── Raw records ──
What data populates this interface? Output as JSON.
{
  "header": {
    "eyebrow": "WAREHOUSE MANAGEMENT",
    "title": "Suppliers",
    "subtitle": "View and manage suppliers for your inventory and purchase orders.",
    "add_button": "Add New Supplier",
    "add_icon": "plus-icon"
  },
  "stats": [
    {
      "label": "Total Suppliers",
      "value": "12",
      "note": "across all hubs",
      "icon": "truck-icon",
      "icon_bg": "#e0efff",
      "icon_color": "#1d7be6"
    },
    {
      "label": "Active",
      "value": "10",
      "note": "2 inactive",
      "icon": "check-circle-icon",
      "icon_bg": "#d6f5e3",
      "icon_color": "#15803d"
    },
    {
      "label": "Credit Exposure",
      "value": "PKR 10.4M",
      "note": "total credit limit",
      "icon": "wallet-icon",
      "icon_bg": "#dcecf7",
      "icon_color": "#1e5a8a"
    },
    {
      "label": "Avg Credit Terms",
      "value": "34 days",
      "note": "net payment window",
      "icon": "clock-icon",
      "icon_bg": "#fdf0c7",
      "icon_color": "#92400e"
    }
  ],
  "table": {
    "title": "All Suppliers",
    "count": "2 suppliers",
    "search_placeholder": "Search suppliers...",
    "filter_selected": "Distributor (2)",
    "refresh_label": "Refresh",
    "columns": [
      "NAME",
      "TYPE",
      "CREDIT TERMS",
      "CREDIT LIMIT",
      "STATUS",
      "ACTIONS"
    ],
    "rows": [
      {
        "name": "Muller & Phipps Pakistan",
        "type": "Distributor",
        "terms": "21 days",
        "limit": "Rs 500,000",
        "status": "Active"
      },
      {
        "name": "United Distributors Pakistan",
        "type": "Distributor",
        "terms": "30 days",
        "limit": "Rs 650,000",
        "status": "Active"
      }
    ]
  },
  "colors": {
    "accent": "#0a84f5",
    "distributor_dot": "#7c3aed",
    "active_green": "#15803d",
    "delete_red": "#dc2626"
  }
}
───
Set exercise:
Print the records once more, exactly as they were given.

Written solution:
What data populates this interface? Output as JSON.
{
  "header": {
    "eyebrow": "WAREHOUSE MANAGEMENT",
    "title": "Suppliers",
    "subtitle": "View and manage suppliers for your inventory and purchase orders.",
    "add_button": "Add New Supplier",
    "add_icon": "plus-icon"
  },
  "stats": [
    {
      "label": "Total Suppliers",
      "value": "12",
      "note": "across all hubs",
      "icon": "truck-icon",
      "icon_bg": "#e0efff",
      "icon_color": "#1d7be6"
    },
    {
      "label": "Active",
      "value": "10",
      "note": "2 inactive",
      "icon": "check-circle-icon",
      "icon_bg": "#d6f5e3",
      "icon_color": "#15803d"
    },
    {
      "label": "Credit Exposure",
      "value": "PKR 10.4M",
      "note": "total credit limit",
      "icon": "wallet-icon",
      "icon_bg": "#dcecf7",
      "icon_color": "#1e5a8a"
    },
    {
      "label": "Avg Credit Terms",
      "value": "34 days",
      "note": "net payment window",
      "icon": "clock-icon",
      "icon_bg": "#fdf0c7",
      "icon_color": "#92400e"
    }
  ],
  "table": {
    "title": "All Suppliers",
    "count": "2 suppliers",
    "search_placeholder": "Search suppliers...",
    "filter_selected": "Distributor (2)",
    "refresh_label": "Refresh",
    "columns": [
      "NAME",
      "TYPE",
      "CREDIT TERMS",
      "CREDIT LIMIT",
      "STATUS",
      "ACTIONS"
    ],
    "rows": [
      {
        "name": "Muller & Phipps Pakistan",
        "type": "Distributor",
        "terms": "21 days",
        "limit": "Rs 500,000",
        "status": "Active"
      },
      {
        "name": "United Distributors Pakistan",
        "type": "Distributor",
        "terms": "30 days",
        "limit": "Rs 650,000",
        "status": "Active"
      }
    ]
  },
  "colors": {
    "accent": "#0a84f5",
    "distributor_dot": "#7c3aed",
    "active_green": "#15803d",
    "delete_red": "#dc2626"
  }
}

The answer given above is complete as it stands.